** Record excerpts **
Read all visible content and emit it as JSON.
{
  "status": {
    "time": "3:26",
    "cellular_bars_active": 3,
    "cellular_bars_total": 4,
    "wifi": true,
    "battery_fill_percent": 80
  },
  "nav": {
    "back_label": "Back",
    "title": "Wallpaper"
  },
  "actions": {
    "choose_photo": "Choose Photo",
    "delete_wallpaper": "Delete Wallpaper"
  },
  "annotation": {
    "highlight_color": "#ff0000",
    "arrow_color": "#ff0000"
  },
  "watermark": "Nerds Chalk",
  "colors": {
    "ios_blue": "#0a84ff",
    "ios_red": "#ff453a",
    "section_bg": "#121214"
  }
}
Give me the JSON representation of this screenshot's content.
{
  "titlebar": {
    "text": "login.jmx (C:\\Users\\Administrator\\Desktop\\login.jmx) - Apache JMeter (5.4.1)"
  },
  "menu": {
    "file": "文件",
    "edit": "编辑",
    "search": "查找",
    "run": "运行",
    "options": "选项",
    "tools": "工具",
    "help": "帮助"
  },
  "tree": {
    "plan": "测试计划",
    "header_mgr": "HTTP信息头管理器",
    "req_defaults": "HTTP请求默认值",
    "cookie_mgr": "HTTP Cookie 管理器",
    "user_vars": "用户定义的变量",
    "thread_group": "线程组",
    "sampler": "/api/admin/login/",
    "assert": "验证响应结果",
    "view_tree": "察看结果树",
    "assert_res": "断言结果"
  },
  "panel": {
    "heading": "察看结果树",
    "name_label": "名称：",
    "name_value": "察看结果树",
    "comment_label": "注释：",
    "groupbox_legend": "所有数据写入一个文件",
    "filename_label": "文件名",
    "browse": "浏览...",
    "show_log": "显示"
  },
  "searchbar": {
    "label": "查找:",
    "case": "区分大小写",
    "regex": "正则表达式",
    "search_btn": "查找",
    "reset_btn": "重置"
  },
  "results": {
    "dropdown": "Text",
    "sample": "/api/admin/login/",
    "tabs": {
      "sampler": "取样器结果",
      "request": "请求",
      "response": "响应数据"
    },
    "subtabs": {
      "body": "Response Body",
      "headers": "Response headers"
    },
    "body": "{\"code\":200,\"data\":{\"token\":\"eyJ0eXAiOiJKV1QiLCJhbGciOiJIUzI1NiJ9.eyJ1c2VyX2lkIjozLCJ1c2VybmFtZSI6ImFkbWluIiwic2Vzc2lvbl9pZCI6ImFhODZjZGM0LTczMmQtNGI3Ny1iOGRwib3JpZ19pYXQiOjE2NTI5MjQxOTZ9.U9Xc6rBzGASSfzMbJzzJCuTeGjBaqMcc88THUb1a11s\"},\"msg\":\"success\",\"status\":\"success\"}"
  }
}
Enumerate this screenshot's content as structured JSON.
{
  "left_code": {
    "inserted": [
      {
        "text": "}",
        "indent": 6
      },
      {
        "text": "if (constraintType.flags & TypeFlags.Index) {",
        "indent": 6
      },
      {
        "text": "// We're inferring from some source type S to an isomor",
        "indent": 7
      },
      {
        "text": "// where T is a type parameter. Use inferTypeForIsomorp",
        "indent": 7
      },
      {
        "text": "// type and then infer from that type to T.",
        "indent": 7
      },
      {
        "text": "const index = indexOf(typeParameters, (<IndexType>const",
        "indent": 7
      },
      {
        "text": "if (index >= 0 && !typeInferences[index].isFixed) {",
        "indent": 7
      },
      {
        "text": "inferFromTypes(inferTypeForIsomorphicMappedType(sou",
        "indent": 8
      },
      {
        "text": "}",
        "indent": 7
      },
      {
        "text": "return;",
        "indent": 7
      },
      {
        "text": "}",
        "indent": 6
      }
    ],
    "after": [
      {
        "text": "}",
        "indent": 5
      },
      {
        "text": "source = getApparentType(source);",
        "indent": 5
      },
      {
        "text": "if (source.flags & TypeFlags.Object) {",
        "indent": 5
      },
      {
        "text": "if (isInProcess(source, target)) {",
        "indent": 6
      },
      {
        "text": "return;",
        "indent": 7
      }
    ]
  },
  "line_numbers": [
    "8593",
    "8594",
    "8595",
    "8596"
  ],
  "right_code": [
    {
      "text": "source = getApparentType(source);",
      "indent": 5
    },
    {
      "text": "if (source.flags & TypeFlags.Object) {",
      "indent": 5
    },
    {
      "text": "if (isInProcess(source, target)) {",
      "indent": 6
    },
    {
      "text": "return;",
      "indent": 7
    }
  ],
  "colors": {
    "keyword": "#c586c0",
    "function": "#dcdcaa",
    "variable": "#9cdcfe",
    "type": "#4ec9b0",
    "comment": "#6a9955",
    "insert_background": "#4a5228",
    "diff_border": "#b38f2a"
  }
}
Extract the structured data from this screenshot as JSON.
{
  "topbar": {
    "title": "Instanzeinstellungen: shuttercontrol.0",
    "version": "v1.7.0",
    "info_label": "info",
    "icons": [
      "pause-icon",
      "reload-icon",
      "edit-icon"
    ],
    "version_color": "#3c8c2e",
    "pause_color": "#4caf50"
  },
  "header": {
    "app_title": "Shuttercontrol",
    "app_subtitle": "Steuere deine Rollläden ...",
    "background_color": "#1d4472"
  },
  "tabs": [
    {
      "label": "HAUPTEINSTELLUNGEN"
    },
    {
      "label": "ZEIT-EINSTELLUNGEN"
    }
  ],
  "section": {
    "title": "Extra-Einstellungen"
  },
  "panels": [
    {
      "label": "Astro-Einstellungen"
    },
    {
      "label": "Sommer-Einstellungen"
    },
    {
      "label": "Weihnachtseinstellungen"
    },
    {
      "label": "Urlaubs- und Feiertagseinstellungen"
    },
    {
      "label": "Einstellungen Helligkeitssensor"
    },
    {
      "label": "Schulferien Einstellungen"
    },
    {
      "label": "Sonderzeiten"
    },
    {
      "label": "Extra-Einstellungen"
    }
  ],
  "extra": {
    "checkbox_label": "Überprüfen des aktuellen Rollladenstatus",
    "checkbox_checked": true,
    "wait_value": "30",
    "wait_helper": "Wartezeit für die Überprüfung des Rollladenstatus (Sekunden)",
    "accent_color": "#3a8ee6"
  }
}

** Task goal **
Pull out each line of the records holding the string "body".

** Solution to the exercise **
      "body": "Response Body",
    "body": "{\"code\":200,\"data\":{\"token\":\"eyJ0eXAiOiJKV1QiLCJhbGciOiJIUzI1NiJ9.eyJ1c2VyX2lkIjozLCJ1c2VybmFtZSI6ImFkbWluIiwic2Vzc2lvbl9pZCI6ImFhODZjZGM0LTczMmQtNGI3Ny1iOGRwib3JpZ19pYXQiOjE2NTI5MjQxOTZ9.U9Xc6rBzGASSfzMbJzzJCuTeGjBaqMcc88THUb1a11s\"},\"msg\":\"success\",\"status\":\"success\"}"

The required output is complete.